— WRITTEN REQUEST —
State the count of lines below in which the word "技术职称" appears, and add nothing.
— start of INPUT ROWS —
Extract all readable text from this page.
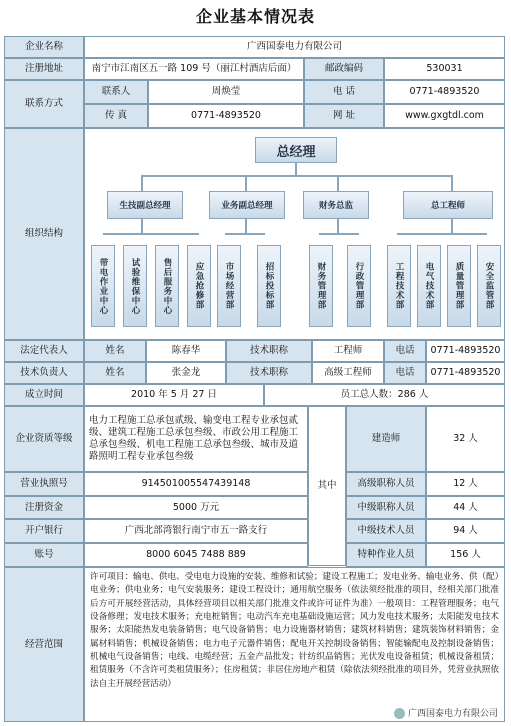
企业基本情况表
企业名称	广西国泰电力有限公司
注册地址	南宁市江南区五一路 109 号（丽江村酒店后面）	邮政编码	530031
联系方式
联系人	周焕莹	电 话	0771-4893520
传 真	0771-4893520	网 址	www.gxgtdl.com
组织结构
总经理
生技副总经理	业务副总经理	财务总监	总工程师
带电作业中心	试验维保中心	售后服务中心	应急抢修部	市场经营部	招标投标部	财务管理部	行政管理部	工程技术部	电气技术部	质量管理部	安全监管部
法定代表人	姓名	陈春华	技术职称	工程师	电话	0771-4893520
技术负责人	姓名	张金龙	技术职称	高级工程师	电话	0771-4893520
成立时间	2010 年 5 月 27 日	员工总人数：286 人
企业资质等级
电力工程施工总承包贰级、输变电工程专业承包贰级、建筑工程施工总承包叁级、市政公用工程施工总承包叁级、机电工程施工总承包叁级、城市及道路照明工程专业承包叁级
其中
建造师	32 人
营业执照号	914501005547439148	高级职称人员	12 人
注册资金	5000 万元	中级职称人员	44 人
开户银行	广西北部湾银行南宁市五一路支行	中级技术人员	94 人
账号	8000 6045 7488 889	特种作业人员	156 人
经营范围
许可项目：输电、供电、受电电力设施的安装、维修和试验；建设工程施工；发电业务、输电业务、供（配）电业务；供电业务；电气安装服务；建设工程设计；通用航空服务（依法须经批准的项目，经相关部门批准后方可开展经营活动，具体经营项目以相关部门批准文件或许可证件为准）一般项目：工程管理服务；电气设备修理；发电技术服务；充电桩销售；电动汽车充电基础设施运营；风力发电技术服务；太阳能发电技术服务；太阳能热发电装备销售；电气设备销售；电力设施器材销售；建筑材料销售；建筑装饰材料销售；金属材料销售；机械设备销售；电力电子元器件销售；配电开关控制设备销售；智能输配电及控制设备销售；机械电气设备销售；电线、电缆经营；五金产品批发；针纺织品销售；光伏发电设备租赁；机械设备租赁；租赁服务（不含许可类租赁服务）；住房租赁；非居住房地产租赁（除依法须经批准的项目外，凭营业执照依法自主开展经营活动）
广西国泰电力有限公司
— end of INPUT ROWS —
— start of INPUT ROWS —
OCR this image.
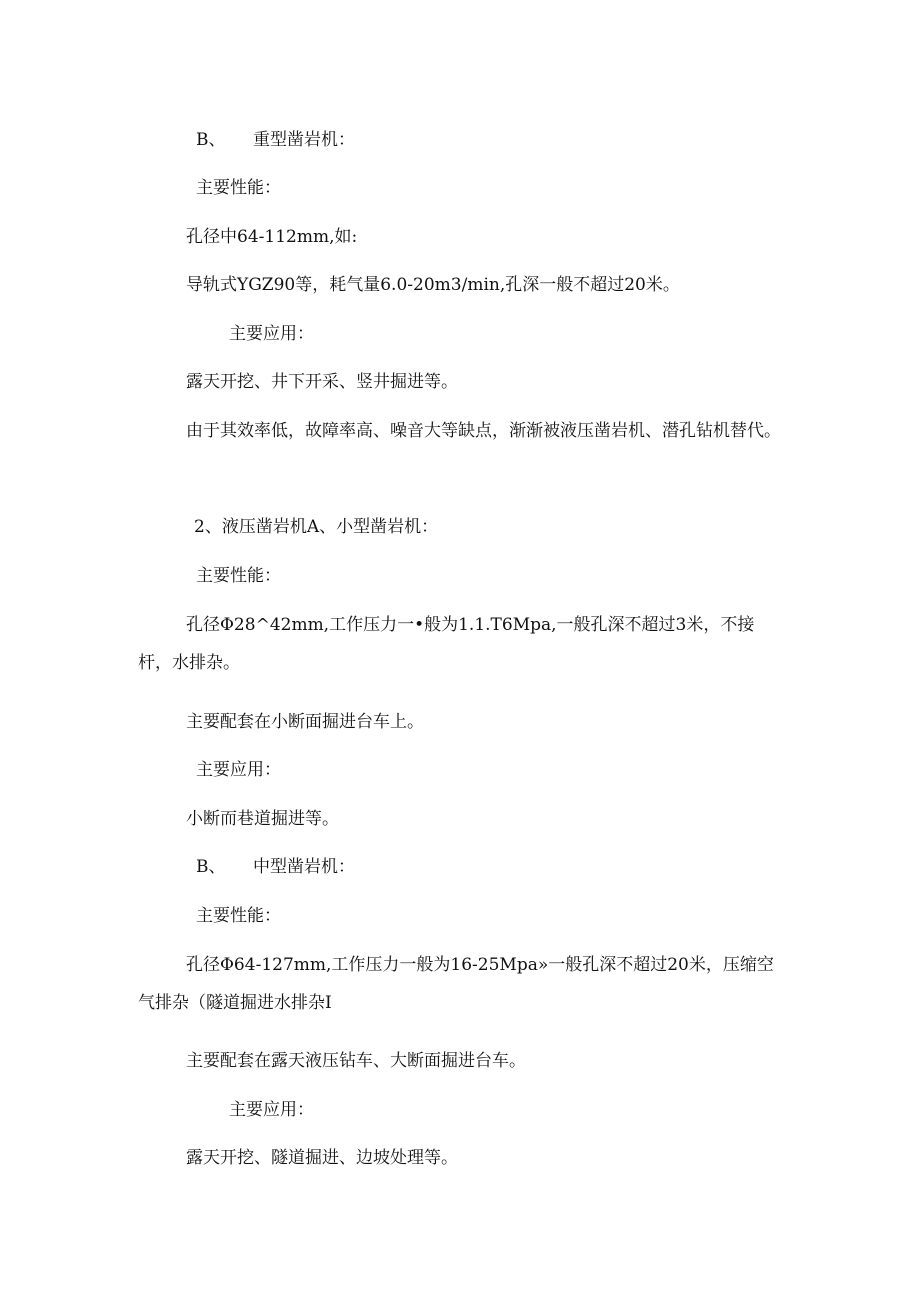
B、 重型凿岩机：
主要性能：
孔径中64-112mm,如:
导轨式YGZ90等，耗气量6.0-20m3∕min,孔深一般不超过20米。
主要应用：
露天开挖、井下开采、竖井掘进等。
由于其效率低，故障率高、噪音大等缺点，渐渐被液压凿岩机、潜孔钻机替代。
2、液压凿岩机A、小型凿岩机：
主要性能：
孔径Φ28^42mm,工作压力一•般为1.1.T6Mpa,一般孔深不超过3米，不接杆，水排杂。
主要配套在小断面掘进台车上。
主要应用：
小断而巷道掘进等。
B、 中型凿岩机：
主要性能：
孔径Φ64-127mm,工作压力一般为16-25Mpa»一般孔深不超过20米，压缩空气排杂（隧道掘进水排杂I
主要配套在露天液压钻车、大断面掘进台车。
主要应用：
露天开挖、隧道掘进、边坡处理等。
— end of INPUT ROWS —
— COMPLETE ANSWER —
2